• DIRECTION: From the listing below, pull out all lines with "this" in them.

• RECORDS FOR THE TASK:
════

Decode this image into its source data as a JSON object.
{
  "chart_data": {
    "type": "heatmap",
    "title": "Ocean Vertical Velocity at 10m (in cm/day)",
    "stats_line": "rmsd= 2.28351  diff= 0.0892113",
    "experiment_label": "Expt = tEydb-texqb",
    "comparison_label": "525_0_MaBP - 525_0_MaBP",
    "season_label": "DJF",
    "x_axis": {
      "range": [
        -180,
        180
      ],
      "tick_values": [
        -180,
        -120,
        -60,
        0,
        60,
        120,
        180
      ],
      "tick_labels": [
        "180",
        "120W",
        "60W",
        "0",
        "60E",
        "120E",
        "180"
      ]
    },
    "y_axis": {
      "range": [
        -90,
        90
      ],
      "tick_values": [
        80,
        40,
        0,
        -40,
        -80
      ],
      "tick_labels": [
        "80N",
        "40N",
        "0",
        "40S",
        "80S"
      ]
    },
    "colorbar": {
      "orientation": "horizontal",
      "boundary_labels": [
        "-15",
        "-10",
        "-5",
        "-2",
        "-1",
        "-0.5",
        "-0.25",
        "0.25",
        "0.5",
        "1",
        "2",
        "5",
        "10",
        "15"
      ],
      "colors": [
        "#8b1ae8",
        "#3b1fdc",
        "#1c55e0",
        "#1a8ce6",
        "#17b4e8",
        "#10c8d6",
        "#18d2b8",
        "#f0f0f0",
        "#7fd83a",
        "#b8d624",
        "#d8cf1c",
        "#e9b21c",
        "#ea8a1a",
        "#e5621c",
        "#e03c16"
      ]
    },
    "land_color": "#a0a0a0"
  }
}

════

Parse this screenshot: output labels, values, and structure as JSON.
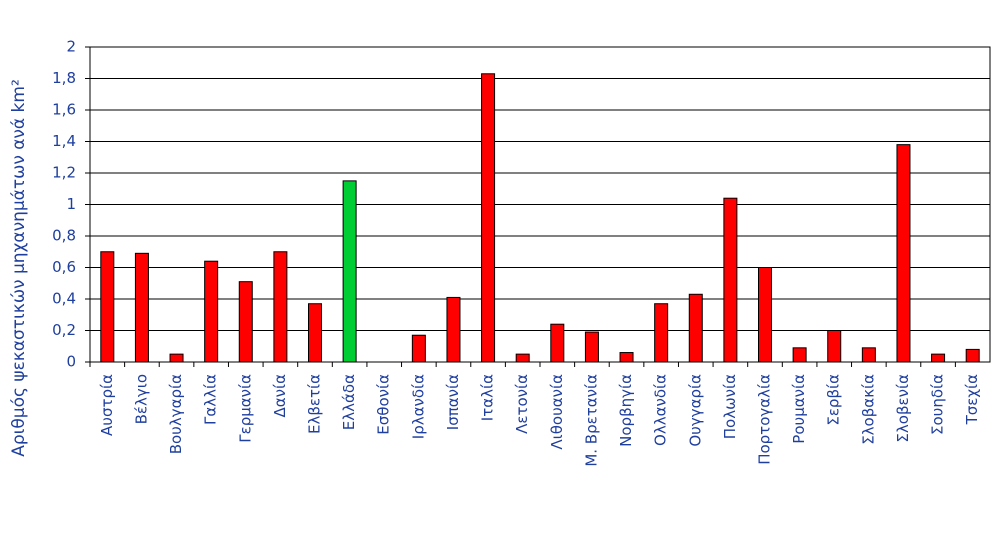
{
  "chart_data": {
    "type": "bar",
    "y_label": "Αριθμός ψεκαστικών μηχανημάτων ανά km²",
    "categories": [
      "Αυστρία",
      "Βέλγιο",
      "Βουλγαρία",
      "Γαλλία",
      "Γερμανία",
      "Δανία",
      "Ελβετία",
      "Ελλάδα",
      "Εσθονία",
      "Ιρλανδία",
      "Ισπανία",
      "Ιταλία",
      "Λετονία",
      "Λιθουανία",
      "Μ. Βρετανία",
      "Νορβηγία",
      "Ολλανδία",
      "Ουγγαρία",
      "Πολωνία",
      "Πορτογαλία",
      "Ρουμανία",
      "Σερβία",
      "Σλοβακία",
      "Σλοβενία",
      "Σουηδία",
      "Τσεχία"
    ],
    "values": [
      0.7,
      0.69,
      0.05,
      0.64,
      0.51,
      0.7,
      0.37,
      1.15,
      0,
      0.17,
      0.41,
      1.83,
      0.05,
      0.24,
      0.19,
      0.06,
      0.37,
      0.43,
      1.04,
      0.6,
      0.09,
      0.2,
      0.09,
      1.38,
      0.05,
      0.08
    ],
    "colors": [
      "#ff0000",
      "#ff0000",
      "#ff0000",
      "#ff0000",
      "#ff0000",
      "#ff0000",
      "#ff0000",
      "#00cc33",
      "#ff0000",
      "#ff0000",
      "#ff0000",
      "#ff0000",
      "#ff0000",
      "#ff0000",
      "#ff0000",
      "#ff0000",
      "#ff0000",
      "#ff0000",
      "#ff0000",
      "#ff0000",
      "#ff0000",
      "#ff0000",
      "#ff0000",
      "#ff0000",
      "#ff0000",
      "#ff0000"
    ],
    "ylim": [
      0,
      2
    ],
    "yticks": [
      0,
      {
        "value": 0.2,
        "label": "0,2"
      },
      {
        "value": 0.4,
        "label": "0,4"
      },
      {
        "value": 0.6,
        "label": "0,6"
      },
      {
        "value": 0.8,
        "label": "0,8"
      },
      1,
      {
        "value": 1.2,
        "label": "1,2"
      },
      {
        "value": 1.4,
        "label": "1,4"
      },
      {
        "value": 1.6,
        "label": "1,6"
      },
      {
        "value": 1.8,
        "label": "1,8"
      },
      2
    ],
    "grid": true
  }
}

════

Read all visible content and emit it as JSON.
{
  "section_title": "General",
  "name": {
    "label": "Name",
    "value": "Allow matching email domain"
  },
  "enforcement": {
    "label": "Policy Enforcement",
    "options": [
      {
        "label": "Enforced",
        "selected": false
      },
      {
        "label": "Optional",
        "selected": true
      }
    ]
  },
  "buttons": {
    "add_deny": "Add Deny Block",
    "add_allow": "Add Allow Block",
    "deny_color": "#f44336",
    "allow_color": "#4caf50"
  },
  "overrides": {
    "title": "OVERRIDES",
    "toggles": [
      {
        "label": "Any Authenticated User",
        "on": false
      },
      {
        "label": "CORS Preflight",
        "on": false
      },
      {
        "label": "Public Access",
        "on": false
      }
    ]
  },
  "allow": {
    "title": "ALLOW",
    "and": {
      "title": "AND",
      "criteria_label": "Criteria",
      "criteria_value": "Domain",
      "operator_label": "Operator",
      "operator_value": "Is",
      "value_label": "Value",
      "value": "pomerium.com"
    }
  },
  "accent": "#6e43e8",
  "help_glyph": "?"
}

════

• WRITTEN SOLUTION:
Decode this image into its source data as a JSON object.
Parse this screenshot: output labels, values, and structure as JSON.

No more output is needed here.